+++ Raw data

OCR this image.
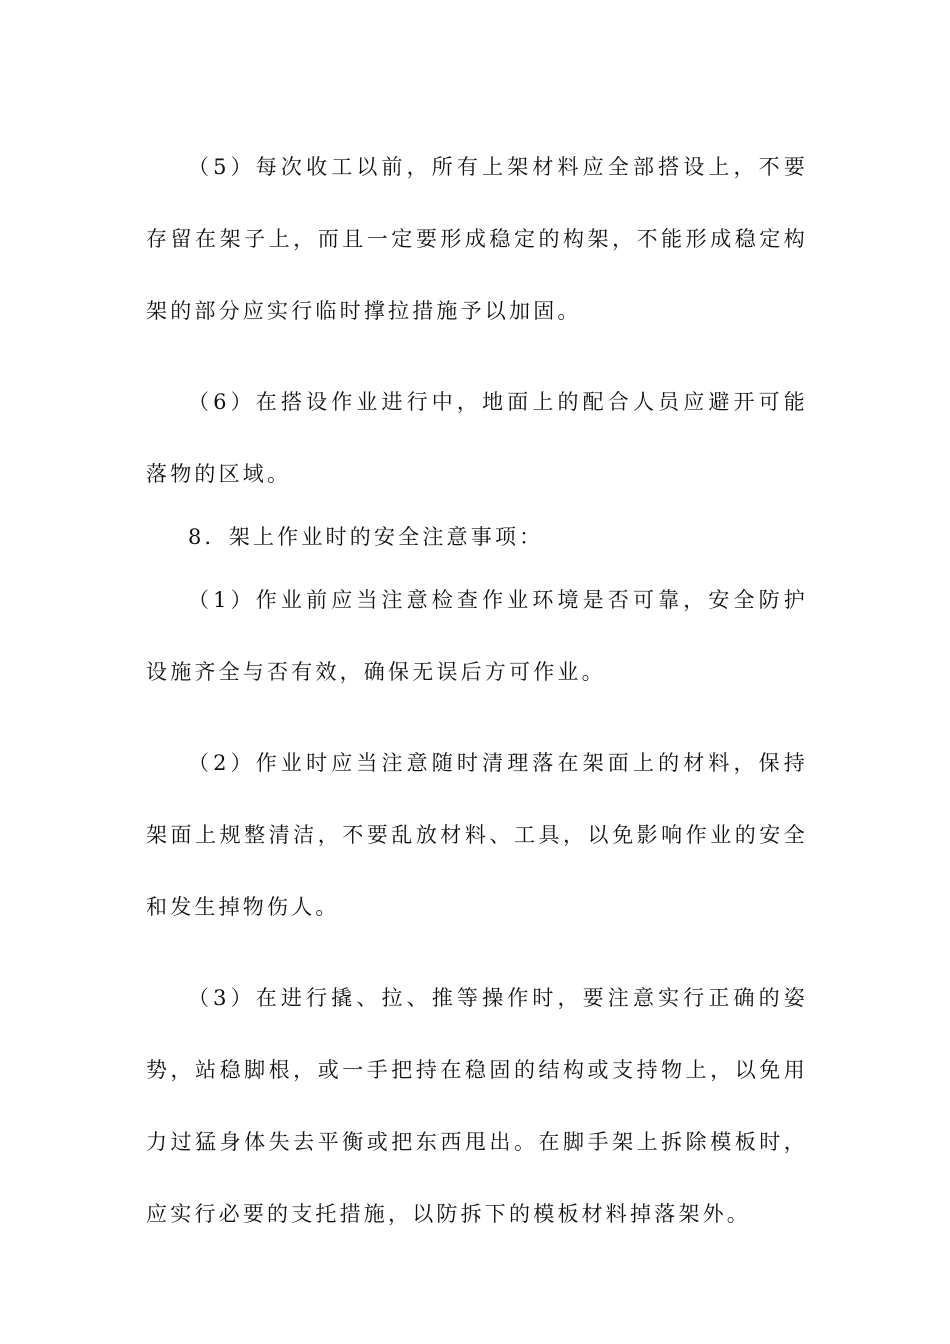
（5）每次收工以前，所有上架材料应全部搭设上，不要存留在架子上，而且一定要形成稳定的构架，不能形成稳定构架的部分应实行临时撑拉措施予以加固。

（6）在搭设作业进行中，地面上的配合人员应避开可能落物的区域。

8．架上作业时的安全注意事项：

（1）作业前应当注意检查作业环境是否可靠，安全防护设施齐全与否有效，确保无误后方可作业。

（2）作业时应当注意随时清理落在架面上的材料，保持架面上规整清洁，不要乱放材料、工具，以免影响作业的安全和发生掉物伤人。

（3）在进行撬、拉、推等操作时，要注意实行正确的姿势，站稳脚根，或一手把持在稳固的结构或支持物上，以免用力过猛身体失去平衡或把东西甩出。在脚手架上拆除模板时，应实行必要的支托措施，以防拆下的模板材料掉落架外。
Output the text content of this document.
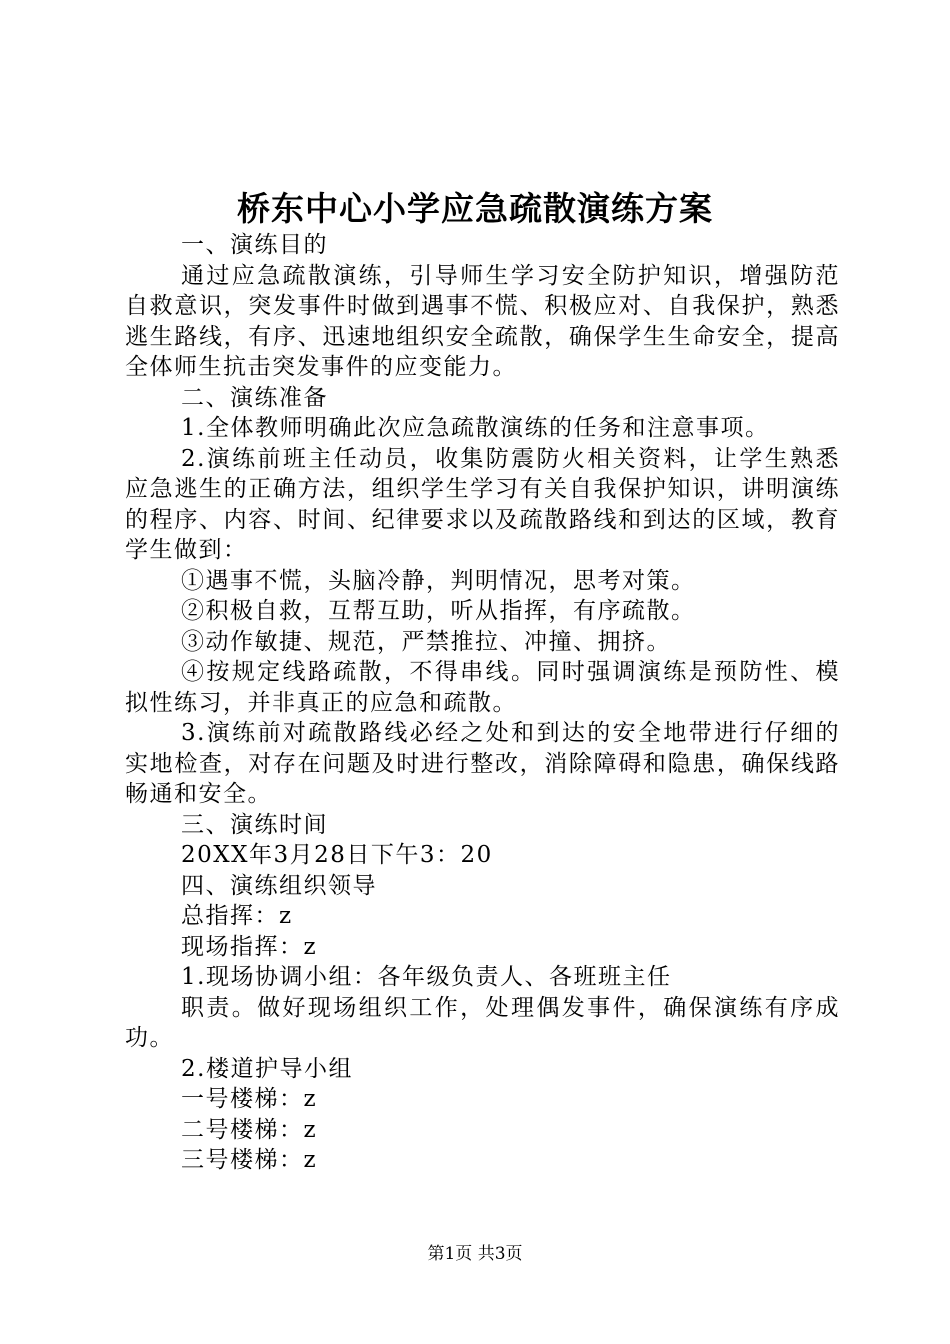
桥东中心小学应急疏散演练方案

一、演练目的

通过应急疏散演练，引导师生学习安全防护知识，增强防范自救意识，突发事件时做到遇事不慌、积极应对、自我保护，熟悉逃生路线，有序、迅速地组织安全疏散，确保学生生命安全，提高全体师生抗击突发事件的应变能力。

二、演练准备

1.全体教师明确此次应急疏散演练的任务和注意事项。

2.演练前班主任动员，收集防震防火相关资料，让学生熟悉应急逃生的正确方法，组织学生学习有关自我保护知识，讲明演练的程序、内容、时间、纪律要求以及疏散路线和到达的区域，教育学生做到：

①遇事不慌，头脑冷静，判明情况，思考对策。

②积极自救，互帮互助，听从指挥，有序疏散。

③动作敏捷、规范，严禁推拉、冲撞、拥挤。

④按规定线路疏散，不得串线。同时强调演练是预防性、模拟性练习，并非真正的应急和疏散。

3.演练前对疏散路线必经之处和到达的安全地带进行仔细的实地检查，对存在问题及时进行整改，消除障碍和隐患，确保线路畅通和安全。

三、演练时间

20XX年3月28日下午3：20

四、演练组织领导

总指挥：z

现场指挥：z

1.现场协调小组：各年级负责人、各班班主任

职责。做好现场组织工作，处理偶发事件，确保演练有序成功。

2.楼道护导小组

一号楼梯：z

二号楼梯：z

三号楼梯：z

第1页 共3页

++++++

→ **Stated goal**
From the material above, copy everything exactly but the pictures.

→ **Solution to the problem**
OCR this image.
（5）每次收工以前，所有上架材料应全部搭设上，不要存留在架子上，而且一定要形成稳定的构架，不能形成稳定构架的部分应实行临时撑拉措施予以加固。

（6）在搭设作业进行中，地面上的配合人员应避开可能落物的区域。

8．架上作业时的安全注意事项：

（1）作业前应当注意检查作业环境是否可靠，安全防护设施齐全与否有效，确保无误后方可作业。

（2）作业时应当注意随时清理落在架面上的材料，保持架面上规整清洁，不要乱放材料、工具，以免影响作业的安全和发生掉物伤人。

（3）在进行撬、拉、推等操作时，要注意实行正确的姿势，站稳脚根，或一手把持在稳固的结构或支持物上，以免用力过猛身体失去平衡或把东西甩出。在脚手架上拆除模板时，应实行必要的支托措施，以防拆下的模板材料掉落架外。
Output the text content of this document.
桥东中心小学应急疏散演练方案

一、演练目的

通过应急疏散演练，引导师生学习安全防护知识，增强防范自救意识，突发事件时做到遇事不慌、积极应对、自我保护，熟悉逃生路线，有序、迅速地组织安全疏散，确保学生生命安全，提高全体师生抗击突发事件的应变能力。

二、演练准备

1.全体教师明确此次应急疏散演练的任务和注意事项。

2.演练前班主任动员，收集防震防火相关资料，让学生熟悉应急逃生的正确方法，组织学生学习有关自我保护知识，讲明演练的程序、内容、时间、纪律要求以及疏散路线和到达的区域，教育学生做到：

①遇事不慌，头脑冷静，判明情况，思考对策。

②积极自救，互帮互助，听从指挥，有序疏散。

③动作敏捷、规范，严禁推拉、冲撞、拥挤。

④按规定线路疏散，不得串线。同时强调演练是预防性、模拟性练习，并非真正的应急和疏散。

3.演练前对疏散路线必经之处和到达的安全地带进行仔细的实地检查，对存在问题及时进行整改，消除障碍和隐患，确保线路畅通和安全。

三、演练时间

20XX年3月28日下午3：20

四、演练组织领导

总指挥：z

现场指挥：z

1.现场协调小组：各年级负责人、各班班主任

职责。做好现场组织工作，处理偶发事件，确保演练有序成功。

2.楼道护导小组

一号楼梯：z

二号楼梯：z

三号楼梯：z

第1页 共3页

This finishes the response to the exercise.